◆ **Exercise requirements**
Scan the entries below and count the lines holding the string "structure". Supply only the number.

** begin Stored data **

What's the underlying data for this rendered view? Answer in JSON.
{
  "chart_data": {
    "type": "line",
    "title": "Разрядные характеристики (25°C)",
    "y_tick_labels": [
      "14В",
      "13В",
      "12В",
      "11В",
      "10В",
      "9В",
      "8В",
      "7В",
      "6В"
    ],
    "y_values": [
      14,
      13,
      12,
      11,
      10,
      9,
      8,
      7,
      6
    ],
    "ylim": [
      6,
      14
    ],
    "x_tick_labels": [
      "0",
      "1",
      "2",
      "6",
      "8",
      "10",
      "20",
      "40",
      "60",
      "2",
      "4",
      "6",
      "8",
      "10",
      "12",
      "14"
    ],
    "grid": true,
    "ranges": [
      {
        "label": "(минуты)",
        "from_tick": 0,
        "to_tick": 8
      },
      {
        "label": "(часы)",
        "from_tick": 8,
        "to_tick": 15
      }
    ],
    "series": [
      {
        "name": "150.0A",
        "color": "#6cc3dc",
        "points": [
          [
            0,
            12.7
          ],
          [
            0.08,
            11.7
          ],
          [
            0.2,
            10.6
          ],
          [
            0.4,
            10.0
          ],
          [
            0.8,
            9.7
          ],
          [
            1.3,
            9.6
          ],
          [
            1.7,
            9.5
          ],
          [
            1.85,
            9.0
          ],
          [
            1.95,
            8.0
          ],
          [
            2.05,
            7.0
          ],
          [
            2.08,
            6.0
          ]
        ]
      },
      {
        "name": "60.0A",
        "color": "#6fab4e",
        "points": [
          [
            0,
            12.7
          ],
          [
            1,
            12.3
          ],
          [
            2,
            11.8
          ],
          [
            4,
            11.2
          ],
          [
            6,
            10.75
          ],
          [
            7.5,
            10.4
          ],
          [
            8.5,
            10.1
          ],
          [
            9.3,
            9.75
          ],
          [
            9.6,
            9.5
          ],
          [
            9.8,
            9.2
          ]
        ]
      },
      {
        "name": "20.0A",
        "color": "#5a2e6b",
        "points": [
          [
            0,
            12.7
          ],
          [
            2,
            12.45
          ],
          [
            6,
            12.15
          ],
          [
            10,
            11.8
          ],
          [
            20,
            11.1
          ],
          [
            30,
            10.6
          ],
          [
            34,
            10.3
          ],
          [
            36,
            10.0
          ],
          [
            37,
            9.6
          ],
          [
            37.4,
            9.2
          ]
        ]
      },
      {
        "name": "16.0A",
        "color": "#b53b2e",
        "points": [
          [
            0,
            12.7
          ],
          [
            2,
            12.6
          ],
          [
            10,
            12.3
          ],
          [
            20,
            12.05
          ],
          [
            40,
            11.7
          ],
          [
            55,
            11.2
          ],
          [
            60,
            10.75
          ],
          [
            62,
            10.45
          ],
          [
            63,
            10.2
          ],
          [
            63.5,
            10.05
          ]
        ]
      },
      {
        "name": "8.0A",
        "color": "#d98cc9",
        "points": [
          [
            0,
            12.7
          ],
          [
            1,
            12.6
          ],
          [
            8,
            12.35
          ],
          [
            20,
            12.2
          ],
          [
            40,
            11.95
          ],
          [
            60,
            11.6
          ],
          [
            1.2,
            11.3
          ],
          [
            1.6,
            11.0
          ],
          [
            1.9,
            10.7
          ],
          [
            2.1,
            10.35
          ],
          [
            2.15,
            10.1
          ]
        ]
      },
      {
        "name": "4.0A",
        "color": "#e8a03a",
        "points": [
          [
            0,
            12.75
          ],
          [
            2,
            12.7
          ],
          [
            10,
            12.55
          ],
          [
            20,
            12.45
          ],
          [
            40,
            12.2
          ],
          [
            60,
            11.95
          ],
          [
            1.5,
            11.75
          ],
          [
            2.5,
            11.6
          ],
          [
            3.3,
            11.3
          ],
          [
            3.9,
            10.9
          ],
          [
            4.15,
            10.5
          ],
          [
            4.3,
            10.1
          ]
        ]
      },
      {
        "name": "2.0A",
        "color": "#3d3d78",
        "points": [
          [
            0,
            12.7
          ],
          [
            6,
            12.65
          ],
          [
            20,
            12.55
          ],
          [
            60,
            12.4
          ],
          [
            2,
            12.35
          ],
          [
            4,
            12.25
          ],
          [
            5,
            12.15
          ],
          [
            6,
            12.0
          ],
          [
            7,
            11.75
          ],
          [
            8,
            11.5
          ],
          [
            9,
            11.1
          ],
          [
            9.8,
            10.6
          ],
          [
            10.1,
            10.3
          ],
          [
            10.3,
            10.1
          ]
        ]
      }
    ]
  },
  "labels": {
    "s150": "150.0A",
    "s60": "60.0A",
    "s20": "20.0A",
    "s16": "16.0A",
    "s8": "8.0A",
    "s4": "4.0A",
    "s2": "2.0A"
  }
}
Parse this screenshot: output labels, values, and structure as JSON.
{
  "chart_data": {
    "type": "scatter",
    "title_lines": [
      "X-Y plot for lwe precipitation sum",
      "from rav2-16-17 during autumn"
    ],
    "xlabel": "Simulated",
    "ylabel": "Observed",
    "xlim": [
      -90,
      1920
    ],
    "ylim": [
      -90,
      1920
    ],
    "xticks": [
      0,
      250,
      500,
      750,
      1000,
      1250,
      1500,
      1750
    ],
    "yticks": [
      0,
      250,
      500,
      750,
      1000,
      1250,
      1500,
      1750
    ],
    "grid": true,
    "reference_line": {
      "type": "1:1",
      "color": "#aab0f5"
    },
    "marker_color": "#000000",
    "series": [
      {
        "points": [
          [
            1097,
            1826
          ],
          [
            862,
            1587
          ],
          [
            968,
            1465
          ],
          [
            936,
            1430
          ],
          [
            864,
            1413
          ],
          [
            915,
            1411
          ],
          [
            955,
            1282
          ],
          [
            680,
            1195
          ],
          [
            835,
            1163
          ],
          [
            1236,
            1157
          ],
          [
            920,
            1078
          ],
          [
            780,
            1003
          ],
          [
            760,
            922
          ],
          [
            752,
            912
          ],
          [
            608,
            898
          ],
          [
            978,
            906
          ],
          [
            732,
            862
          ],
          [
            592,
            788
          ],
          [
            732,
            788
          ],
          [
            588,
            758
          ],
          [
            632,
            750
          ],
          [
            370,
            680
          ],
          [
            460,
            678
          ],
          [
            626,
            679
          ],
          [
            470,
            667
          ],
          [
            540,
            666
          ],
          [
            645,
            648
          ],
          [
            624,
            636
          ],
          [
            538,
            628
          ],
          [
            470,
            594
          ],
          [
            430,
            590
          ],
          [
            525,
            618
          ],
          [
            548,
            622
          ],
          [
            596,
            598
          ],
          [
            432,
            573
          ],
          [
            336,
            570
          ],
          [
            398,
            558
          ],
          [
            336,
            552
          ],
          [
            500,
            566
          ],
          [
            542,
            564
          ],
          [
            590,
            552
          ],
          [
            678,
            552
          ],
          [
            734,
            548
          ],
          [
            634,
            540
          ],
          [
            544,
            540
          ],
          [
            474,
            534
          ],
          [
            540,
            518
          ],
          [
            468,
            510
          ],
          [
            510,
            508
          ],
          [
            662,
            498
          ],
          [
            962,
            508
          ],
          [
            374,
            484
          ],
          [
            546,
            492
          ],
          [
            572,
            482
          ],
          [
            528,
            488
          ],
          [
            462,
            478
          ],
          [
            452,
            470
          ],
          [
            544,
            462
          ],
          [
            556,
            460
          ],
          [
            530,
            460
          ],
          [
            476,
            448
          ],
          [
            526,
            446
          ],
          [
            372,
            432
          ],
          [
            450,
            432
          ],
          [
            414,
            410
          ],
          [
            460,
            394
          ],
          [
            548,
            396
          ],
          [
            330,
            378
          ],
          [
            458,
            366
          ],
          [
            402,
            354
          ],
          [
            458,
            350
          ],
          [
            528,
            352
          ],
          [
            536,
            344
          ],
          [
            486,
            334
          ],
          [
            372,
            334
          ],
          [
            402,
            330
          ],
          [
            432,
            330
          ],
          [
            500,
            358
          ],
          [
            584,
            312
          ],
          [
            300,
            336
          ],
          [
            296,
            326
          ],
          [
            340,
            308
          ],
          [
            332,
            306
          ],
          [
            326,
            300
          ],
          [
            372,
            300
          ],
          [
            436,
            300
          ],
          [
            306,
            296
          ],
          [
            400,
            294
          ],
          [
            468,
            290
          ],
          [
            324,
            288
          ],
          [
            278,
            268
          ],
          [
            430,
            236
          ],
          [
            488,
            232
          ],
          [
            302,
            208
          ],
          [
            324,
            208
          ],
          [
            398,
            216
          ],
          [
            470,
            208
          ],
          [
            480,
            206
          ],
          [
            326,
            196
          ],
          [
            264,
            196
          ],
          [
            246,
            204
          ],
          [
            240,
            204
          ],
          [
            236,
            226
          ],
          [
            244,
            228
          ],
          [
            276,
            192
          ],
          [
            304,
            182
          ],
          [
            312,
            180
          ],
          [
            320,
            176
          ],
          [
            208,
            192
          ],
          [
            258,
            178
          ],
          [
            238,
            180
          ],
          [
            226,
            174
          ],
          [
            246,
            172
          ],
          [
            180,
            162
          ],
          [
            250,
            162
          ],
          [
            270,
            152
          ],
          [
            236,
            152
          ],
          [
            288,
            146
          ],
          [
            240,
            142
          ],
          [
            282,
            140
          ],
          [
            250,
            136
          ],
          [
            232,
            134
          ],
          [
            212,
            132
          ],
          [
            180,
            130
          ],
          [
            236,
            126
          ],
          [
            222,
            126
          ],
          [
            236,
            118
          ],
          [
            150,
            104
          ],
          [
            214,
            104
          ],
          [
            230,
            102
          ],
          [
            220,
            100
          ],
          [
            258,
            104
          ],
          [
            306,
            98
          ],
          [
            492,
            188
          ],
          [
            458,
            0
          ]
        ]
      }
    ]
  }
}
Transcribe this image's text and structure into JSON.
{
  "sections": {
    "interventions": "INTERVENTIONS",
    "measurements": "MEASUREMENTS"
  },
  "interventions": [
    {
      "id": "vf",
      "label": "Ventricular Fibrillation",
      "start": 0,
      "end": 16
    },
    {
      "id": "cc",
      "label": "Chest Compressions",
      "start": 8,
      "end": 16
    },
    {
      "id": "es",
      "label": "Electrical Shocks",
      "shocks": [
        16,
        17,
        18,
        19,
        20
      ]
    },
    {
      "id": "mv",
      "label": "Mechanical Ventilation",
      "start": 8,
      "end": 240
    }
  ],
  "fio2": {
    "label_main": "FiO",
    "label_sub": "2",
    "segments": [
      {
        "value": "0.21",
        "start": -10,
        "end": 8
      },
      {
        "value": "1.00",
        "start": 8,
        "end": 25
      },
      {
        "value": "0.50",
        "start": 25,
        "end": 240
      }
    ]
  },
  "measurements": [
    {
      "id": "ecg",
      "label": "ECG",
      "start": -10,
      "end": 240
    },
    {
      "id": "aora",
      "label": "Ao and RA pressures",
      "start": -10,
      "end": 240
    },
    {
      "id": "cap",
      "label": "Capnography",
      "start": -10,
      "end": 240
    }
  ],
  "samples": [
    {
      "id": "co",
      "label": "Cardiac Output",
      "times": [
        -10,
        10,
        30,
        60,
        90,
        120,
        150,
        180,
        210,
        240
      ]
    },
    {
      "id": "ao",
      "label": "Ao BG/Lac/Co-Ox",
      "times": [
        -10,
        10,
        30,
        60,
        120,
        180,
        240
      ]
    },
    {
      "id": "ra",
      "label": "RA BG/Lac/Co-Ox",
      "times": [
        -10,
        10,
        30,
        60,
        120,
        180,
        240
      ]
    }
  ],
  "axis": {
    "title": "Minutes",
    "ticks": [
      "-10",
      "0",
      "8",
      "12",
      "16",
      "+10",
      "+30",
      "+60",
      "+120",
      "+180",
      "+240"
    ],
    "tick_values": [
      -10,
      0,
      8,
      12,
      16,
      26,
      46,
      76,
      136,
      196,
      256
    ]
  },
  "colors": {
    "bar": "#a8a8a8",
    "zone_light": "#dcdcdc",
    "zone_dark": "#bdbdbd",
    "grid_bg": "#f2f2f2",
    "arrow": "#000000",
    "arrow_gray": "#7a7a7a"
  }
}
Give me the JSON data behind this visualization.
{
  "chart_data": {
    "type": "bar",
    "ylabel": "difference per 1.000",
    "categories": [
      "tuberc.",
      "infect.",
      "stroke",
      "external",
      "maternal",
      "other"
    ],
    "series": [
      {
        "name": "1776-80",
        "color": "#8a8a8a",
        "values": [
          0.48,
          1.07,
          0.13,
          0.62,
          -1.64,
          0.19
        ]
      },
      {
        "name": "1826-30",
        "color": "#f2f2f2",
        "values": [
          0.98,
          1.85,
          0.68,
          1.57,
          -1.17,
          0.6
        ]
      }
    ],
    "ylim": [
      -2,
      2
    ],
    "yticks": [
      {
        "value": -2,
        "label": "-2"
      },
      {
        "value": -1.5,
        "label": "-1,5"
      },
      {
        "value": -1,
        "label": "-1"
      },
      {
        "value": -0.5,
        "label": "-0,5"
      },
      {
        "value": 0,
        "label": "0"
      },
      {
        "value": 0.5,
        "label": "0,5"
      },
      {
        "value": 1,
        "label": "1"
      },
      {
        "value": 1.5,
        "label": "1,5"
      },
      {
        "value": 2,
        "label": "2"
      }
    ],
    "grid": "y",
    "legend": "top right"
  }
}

** end Stored data **

◆ **Solved exercise**
2